| GIVEN INFORMATION |
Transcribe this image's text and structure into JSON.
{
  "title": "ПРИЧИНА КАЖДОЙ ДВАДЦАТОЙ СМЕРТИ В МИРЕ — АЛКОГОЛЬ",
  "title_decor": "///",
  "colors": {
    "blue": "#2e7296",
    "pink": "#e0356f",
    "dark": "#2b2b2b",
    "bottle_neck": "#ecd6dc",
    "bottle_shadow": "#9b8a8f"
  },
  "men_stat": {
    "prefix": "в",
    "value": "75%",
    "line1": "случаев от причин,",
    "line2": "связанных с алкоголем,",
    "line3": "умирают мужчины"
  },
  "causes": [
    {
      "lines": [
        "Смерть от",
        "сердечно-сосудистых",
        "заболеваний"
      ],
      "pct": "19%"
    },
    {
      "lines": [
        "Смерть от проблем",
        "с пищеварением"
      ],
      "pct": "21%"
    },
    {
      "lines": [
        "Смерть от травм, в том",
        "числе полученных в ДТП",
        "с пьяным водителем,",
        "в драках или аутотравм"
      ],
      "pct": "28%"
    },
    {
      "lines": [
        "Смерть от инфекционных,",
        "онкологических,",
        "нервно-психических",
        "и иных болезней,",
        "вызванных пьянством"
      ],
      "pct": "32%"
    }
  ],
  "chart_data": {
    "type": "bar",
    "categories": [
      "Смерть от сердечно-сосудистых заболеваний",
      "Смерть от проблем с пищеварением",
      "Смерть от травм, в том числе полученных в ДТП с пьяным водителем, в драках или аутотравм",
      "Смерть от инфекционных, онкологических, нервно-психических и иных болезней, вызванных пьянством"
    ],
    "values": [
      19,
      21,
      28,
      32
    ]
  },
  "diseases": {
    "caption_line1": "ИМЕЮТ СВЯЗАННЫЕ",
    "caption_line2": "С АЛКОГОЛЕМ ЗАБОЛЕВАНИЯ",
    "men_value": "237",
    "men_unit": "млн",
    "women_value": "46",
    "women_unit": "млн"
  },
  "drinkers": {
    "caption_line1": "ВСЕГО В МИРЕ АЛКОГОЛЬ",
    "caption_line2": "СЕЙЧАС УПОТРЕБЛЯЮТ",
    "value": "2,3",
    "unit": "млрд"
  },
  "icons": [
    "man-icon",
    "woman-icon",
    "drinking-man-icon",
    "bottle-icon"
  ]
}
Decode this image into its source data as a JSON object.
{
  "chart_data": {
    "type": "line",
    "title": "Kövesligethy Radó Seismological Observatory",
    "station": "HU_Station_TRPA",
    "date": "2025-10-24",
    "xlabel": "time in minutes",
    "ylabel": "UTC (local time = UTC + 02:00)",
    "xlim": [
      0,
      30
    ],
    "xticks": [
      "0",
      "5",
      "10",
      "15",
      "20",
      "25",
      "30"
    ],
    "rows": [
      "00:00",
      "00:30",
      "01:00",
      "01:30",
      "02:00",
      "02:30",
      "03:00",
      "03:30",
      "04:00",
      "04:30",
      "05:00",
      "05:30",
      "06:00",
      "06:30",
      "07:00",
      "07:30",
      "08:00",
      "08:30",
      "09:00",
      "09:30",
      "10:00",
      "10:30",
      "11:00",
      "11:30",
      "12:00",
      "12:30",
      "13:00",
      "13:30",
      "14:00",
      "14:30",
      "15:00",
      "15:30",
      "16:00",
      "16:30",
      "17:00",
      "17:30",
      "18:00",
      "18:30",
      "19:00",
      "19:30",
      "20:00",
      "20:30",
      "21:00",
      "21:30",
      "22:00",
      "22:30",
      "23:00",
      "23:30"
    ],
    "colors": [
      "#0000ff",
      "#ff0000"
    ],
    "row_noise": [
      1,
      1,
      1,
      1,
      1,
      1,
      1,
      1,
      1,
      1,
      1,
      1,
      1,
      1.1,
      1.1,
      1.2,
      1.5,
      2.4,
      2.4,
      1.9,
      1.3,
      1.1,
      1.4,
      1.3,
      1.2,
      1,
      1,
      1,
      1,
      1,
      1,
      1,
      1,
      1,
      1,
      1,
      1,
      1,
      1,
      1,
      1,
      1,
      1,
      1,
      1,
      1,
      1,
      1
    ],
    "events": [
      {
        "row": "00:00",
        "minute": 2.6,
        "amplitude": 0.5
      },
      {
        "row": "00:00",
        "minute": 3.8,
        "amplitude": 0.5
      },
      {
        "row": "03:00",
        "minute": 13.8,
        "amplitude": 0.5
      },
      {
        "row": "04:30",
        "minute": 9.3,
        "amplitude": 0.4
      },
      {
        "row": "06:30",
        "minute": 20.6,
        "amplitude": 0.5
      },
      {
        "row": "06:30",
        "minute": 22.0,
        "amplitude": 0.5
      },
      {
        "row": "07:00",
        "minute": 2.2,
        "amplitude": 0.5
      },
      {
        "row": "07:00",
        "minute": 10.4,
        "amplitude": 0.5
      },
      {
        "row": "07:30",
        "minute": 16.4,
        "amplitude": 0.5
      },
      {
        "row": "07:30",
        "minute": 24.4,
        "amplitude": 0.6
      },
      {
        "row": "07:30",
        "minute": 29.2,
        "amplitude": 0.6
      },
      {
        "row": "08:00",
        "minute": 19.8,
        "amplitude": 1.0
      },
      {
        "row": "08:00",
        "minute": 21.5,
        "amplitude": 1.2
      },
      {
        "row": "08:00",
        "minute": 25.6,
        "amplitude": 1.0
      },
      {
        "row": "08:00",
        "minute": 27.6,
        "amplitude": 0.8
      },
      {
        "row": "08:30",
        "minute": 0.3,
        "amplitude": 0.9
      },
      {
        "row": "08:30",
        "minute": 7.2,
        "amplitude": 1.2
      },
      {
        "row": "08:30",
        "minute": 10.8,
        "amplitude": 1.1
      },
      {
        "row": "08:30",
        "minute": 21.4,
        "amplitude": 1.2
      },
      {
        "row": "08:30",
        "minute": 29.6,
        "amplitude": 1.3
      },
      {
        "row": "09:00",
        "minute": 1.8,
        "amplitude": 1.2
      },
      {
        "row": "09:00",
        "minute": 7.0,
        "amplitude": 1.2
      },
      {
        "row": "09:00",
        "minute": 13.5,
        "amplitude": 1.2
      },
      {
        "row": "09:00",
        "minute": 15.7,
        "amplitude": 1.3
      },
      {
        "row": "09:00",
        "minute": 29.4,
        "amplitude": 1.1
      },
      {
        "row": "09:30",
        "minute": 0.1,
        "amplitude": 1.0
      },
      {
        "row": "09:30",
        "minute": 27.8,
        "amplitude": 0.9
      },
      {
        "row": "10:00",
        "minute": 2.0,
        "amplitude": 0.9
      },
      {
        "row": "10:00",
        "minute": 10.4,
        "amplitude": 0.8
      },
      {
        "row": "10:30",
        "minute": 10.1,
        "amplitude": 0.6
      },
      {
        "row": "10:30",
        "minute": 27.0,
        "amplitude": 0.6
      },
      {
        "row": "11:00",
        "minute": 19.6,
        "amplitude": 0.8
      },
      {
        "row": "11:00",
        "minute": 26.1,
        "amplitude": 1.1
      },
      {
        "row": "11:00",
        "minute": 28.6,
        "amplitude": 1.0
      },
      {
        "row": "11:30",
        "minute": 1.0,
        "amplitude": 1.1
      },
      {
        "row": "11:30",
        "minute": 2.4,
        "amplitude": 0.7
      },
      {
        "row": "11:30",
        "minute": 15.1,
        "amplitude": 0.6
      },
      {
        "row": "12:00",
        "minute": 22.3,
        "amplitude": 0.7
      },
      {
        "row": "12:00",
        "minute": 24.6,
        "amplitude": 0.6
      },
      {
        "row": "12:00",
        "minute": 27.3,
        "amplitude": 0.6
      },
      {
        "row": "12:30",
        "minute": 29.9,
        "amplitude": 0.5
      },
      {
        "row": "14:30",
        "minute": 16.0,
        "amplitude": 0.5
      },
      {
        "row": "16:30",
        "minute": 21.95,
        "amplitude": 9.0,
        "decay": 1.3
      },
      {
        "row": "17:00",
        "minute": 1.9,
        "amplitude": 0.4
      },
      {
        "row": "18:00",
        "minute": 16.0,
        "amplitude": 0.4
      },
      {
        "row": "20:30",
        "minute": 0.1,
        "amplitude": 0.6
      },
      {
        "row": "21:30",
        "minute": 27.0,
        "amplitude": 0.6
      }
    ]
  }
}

| WHAT IS ASKED |
Count every line above that holds the string "психических" and give the total, nothing more.

| SOLUTION BELOW |
2